begin
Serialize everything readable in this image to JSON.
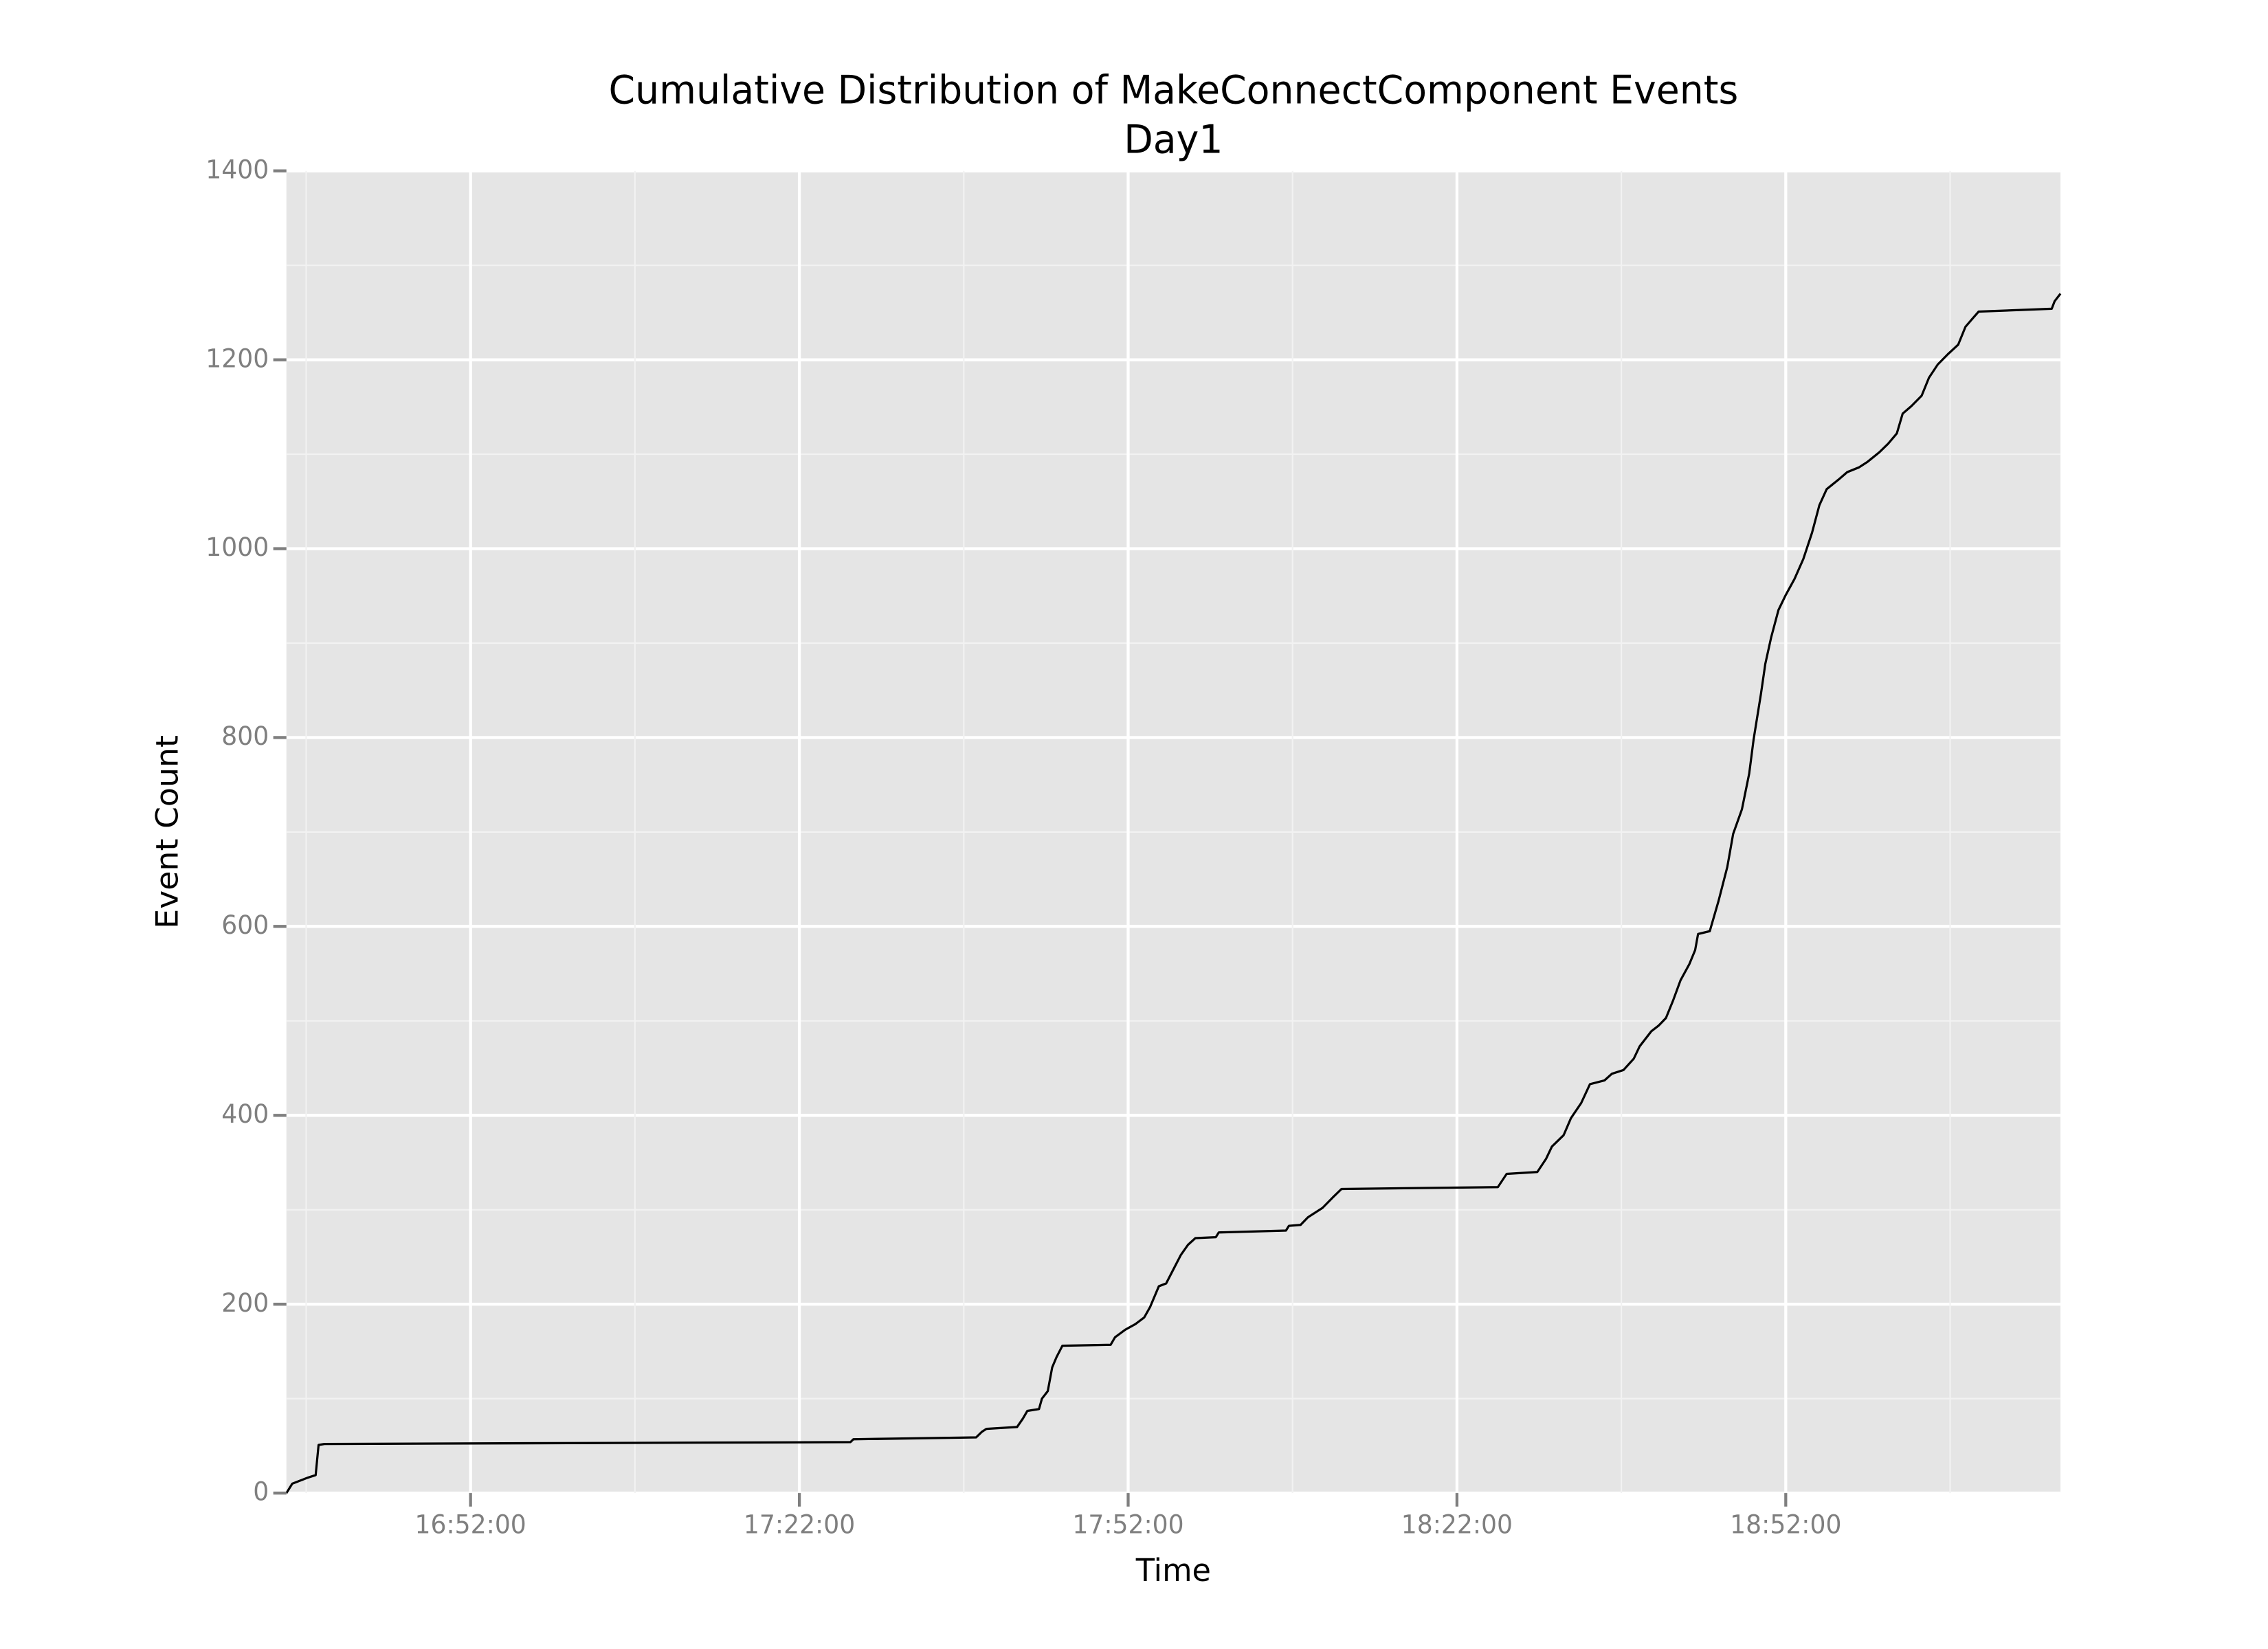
{
  "chart_data": {
    "type": "line",
    "title": "Cumulative Distribution of MakeConnectComponent Events",
    "subtitle": "Day1",
    "x_label": "Time",
    "y_label": "Event Count",
    "color": "#000000",
    "grid": true,
    "xlim": [
      "16:35:12",
      "19:17:04"
    ],
    "xticks": [
      "16:52:00",
      "17:22:00",
      "17:52:00",
      "18:22:00",
      "18:52:00"
    ],
    "ylim": [
      0,
      1400
    ],
    "yticks": [
      0,
      200,
      400,
      600,
      800,
      1000,
      1200,
      1400
    ],
    "x": [
      "16:35:12",
      "16:35:44",
      "16:36:24",
      "16:37:04",
      "16:37:52",
      "16:38:08",
      "16:38:40",
      "17:26:40",
      "17:26:56",
      "17:38:08",
      "17:38:40",
      "17:39:04",
      "17:41:52",
      "17:42:24",
      "17:42:48",
      "17:43:52",
      "17:44:08",
      "17:44:40",
      "17:45:04",
      "17:45:28",
      "17:46:00",
      "17:50:24",
      "17:50:48",
      "17:51:44",
      "17:52:40",
      "17:53:28",
      "17:54:00",
      "17:54:48",
      "17:55:28",
      "17:56:16",
      "17:56:48",
      "17:57:28",
      "17:58:08",
      "18:00:00",
      "18:00:16",
      "18:06:24",
      "18:06:40",
      "18:07:44",
      "18:08:24",
      "18:09:44",
      "18:10:40",
      "18:11:28",
      "18:25:44",
      "18:26:32",
      "18:29:20",
      "18:30:08",
      "18:30:40",
      "18:31:44",
      "18:32:24",
      "18:33:20",
      "18:34:08",
      "18:35:28",
      "18:36:08",
      "18:37:12",
      "18:38:08",
      "18:38:40",
      "18:39:44",
      "18:40:24",
      "18:41:04",
      "18:41:44",
      "18:42:24",
      "18:43:12",
      "18:43:44",
      "18:44:00",
      "18:45:04",
      "18:45:52",
      "18:46:40",
      "18:47:12",
      "18:48:00",
      "18:48:40",
      "18:49:04",
      "18:49:44",
      "18:50:08",
      "18:50:40",
      "18:51:20",
      "18:52:00",
      "18:52:48",
      "18:53:36",
      "18:54:24",
      "18:55:04",
      "18:55:44",
      "18:56:48",
      "18:57:36",
      "18:58:40",
      "18:59:28",
      "19:00:32",
      "19:01:20",
      "19:02:08",
      "19:02:40",
      "19:03:28",
      "19:04:24",
      "19:05:04",
      "19:05:52",
      "19:06:48",
      "19:07:44",
      "19:08:24",
      "19:09:04",
      "19:09:36",
      "19:16:16",
      "19:16:32",
      "19:17:04"
    ],
    "values": [
      0,
      10,
      13,
      16,
      19,
      51,
      52,
      54,
      57,
      59,
      65,
      68,
      70,
      79,
      87,
      89,
      100,
      108,
      133,
      144,
      156,
      157,
      165,
      173,
      179,
      186,
      197,
      219,
      222,
      240,
      252,
      263,
      270,
      271,
      276,
      278,
      283,
      284,
      292,
      302,
      313,
      322,
      324,
      338,
      340,
      354,
      367,
      379,
      397,
      413,
      433,
      437,
      444,
      448,
      460,
      473,
      489,
      495,
      503,
      522,
      543,
      560,
      575,
      592,
      595,
      627,
      663,
      698,
      724,
      762,
      798,
      846,
      878,
      906,
      935,
      951,
      968,
      989,
      1017,
      1046,
      1063,
      1073,
      1081,
      1086,
      1092,
      1102,
      1111,
      1122,
      1143,
      1151,
      1162,
      1181,
      1195,
      1206,
      1216,
      1235,
      1244,
      1251,
      1254,
      1262,
      1270
    ]
  }
}
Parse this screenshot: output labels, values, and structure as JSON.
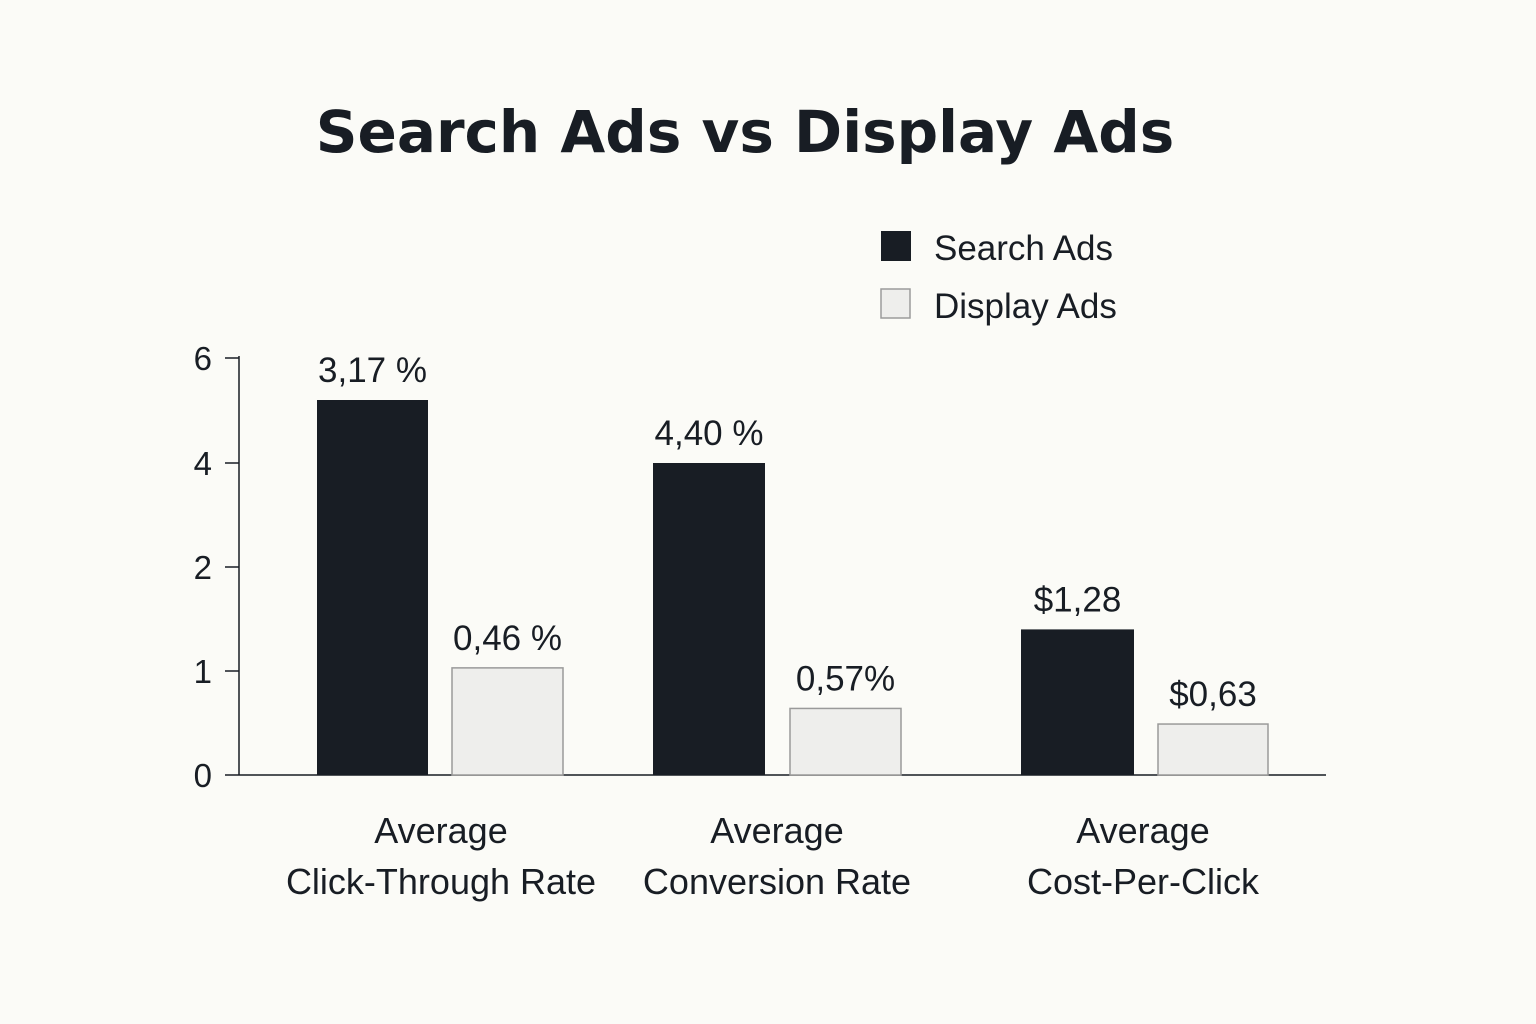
{
  "chart_data": {
    "type": "bar",
    "title": "Search Ads vs Display Ads",
    "categories": [
      [
        "Average",
        "Click-Through Rate"
      ],
      [
        "Average",
        "Conversion Rate"
      ],
      [
        "Average",
        "Cost-Per-Click"
      ]
    ],
    "yticks": [
      {
        "label": "0",
        "value": 0
      },
      {
        "label": "1",
        "value": 1
      },
      {
        "label": "2",
        "value": 2
      },
      {
        "label": "4",
        "value": 4
      },
      {
        "label": "6",
        "value": 6
      }
    ],
    "series": [
      {
        "name": "Search Ads",
        "values": [
          3.17,
          4.4,
          1.28
        ],
        "value_labels": [
          "3,17 %",
          "4,40 %",
          "$1,28"
        ],
        "color": "#181d24"
      },
      {
        "name": "Display Ads",
        "values": [
          0.46,
          0.57,
          0.63
        ],
        "value_labels": [
          "0,46 %",
          "0,57%",
          "$0,63"
        ],
        "color": "#eeeeec"
      }
    ],
    "legend": "top-right",
    "grid": false
  }
}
end
## PROBLEM:
Look above for lines with the word "values" and copy them all.

## RESULT OF THE TASK:
    "values": [
Parse this screenshot: output labels, values, and structure as JSON.
        "values": [
        "values": [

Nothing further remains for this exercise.